Page layout parsing data:
★ ★ ★

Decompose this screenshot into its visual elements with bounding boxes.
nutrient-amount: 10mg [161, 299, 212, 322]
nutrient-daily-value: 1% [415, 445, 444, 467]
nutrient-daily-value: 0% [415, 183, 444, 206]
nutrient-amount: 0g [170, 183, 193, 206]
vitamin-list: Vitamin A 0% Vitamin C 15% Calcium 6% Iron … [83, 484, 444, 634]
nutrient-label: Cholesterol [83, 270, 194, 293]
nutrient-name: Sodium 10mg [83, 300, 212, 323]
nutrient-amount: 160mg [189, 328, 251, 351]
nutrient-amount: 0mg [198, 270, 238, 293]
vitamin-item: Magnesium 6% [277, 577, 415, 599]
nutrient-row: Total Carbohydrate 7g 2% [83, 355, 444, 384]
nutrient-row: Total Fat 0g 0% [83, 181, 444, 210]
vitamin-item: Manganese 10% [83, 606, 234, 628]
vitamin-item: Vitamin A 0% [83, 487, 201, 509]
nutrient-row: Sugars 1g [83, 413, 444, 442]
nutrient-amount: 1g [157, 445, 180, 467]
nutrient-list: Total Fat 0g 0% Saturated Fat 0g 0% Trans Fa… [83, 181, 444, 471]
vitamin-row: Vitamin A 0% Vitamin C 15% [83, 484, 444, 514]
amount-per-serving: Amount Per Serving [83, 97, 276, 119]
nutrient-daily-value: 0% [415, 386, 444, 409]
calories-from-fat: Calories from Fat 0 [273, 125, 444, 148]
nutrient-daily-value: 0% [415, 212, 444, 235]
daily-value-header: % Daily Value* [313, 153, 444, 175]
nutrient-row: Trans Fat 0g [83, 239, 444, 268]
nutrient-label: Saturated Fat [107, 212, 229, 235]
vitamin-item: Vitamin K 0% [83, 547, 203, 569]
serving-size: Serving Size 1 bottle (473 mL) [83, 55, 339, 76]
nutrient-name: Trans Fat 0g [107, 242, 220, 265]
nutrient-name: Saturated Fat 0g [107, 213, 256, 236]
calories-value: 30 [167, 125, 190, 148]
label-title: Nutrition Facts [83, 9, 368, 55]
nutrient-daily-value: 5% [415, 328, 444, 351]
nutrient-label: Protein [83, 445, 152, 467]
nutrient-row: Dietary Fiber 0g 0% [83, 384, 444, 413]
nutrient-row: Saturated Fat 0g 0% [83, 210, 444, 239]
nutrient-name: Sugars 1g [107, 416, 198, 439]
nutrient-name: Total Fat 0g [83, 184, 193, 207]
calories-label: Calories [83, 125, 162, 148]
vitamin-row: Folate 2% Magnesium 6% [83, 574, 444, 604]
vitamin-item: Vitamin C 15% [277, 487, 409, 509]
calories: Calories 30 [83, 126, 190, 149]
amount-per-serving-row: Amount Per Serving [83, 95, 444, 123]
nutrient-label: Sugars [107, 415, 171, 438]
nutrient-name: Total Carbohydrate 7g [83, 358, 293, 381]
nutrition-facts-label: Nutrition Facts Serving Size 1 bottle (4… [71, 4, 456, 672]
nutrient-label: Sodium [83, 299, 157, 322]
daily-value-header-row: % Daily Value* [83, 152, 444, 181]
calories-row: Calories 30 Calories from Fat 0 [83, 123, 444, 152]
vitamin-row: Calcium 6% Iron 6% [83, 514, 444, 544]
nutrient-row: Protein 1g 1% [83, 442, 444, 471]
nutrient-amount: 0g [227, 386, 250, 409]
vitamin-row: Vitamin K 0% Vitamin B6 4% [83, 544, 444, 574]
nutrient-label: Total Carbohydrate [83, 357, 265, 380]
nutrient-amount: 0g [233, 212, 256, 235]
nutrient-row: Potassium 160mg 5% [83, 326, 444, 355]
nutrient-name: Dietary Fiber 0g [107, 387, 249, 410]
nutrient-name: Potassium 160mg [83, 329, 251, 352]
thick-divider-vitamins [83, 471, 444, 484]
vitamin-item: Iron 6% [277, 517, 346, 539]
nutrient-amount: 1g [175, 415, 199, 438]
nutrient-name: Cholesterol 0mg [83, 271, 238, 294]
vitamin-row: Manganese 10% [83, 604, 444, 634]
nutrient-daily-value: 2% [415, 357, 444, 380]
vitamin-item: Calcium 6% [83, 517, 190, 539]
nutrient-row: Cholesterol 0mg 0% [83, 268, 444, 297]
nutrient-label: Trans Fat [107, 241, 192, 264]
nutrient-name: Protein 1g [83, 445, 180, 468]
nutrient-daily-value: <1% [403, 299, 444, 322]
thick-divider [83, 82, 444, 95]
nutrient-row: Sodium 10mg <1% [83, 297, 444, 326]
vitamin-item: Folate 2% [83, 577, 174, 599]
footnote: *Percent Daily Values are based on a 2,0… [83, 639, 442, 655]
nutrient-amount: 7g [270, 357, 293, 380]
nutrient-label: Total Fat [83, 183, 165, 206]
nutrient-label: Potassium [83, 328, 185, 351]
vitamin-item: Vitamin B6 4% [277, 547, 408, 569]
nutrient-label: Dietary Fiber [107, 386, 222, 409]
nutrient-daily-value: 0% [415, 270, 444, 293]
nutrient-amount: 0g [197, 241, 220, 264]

★ ★ ★

**Task statement**
Reproduce each line of the data without any change.

**Response to this task**
Decompose this screenshot into its visual elements with bounding boxes.
nutrient-amount: 10mg [161, 299, 212, 322]
nutrient-daily-value: 1% [415, 445, 444, 467]
nutrient-daily-value: 0% [415, 183, 444, 206]
nutrient-amount: 0g [170, 183, 193, 206]
vitamin-list: Vitamin A 0% Vitamin C 15% Calcium 6% Iron … [83, 484, 444, 634]
nutrient-label: Cholesterol [83, 270, 194, 293]
nutrient-name: Sodium 10mg [83, 300, 212, 323]
nutrient-amount: 160mg [189, 328, 251, 351]
nutrient-amount: 0mg [198, 270, 238, 293]
vitamin-item: Magnesium 6% [277, 577, 415, 599]
nutrient-row: Total Carbohydrate 7g 2% [83, 355, 444, 384]
nutrient-row: Total Fat 0g 0% [83, 181, 444, 210]
vitamin-item: Manganese 10% [83, 606, 234, 628]
vitamin-item: Vitamin A 0% [83, 487, 201, 509]
nutrient-row: Sugars 1g [83, 413, 444, 442]
nutrient-amount: 1g [157, 445, 180, 467]
nutrient-list: Total Fat 0g 0% Saturated Fat 0g 0% Trans Fa… [83, 181, 444, 471]
vitamin-row: Vitamin A 0% Vitamin C 15% [83, 484, 444, 514]
amount-per-serving: Amount Per Serving [83, 97, 276, 119]
nutrient-daily-value: 0% [415, 386, 444, 409]
calories-from-fat: Calories from Fat 0 [273, 125, 444, 148]
nutrient-daily-value: 0% [415, 212, 444, 235]
daily-value-header: % Daily Value* [313, 153, 444, 175]
nutrient-row: Trans Fat 0g [83, 239, 444, 268]
nutrient-label: Saturated Fat [107, 212, 229, 235]
vitamin-item: Vitamin K 0% [83, 547, 203, 569]
serving-size: Serving Size 1 bottle (473 mL) [83, 55, 339, 76]
nutrient-name: Trans Fat 0g [107, 242, 220, 265]
nutrient-name: Saturated Fat 0g [107, 213, 256, 236]
calories-value: 30 [167, 125, 190, 148]
label-title: Nutrition Facts [83, 9, 368, 55]
nutrient-daily-value: 5% [415, 328, 444, 351]
nutrient-label: Protein [83, 445, 152, 467]
nutrient-row: Dietary Fiber 0g 0% [83, 384, 444, 413]
nutrient-row: Saturated Fat 0g 0% [83, 210, 444, 239]
nutrient-name: Sugars 1g [107, 416, 198, 439]
nutrient-name: Total Fat 0g [83, 184, 193, 207]
calories-label: Calories [83, 125, 162, 148]
vitamin-row: Folate 2% Magnesium 6% [83, 574, 444, 604]
vitamin-item: Vitamin C 15% [277, 487, 409, 509]
calories: Calories 30 [83, 126, 190, 149]
amount-per-serving-row: Amount Per Serving [83, 95, 444, 123]
nutrient-label: Sugars [107, 415, 171, 438]
nutrient-name: Total Carbohydrate 7g [83, 358, 293, 381]
nutrition-facts-label: Nutrition Facts Serving Size 1 bottle (4… [71, 4, 456, 672]
nutrient-label: Sodium [83, 299, 157, 322]
daily-value-header-row: % Daily Value* [83, 152, 444, 181]
calories-row: Calories 30 Calories from Fat 0 [83, 123, 444, 152]
vitamin-row: Calcium 6% Iron 6% [83, 514, 444, 544]
nutrient-row: Protein 1g 1% [83, 442, 444, 471]
nutrient-amount: 0g [227, 386, 250, 409]
vitamin-row: Vitamin K 0% Vitamin B6 4% [83, 544, 444, 574]
nutrient-label: Total Carbohydrate [83, 357, 265, 380]
nutrient-amount: 0g [233, 212, 256, 235]
nutrient-row: Potassium 160mg 5% [83, 326, 444, 355]
nutrient-name: Dietary Fiber 0g [107, 387, 249, 410]
nutrient-name: Potassium 160mg [83, 329, 251, 352]
thick-divider-vitamins [83, 471, 444, 484]
vitamin-item: Iron 6% [277, 517, 346, 539]
nutrient-amount: 1g [175, 415, 199, 438]
nutrient-name: Cholesterol 0mg [83, 271, 238, 294]
vitamin-row: Manganese 10% [83, 604, 444, 634]
nutrient-daily-value: 2% [415, 357, 444, 380]
vitamin-item: Calcium 6% [83, 517, 190, 539]
nutrient-row: Cholesterol 0mg 0% [83, 268, 444, 297]
nutrient-label: Trans Fat [107, 241, 192, 264]
nutrient-name: Protein 1g [83, 445, 180, 468]
nutrient-daily-value: <1% [403, 299, 444, 322]
thick-divider [83, 82, 444, 95]
nutrient-row: Sodium 10mg <1% [83, 297, 444, 326]
vitamin-item: Folate 2% [83, 577, 174, 599]
footnote: *Percent Daily Values are based on a 2,0… [83, 639, 442, 655]
nutrient-amount: 7g [270, 357, 293, 380]
nutrient-label: Total Fat [83, 183, 165, 206]
nutrient-label: Potassium [83, 328, 185, 351]
vitamin-item: Vitamin B6 4% [277, 547, 408, 569]
nutrient-label: Dietary Fiber [107, 386, 222, 409]
nutrient-daily-value: 0% [415, 270, 444, 293]
nutrient-amount: 0g [197, 241, 220, 264]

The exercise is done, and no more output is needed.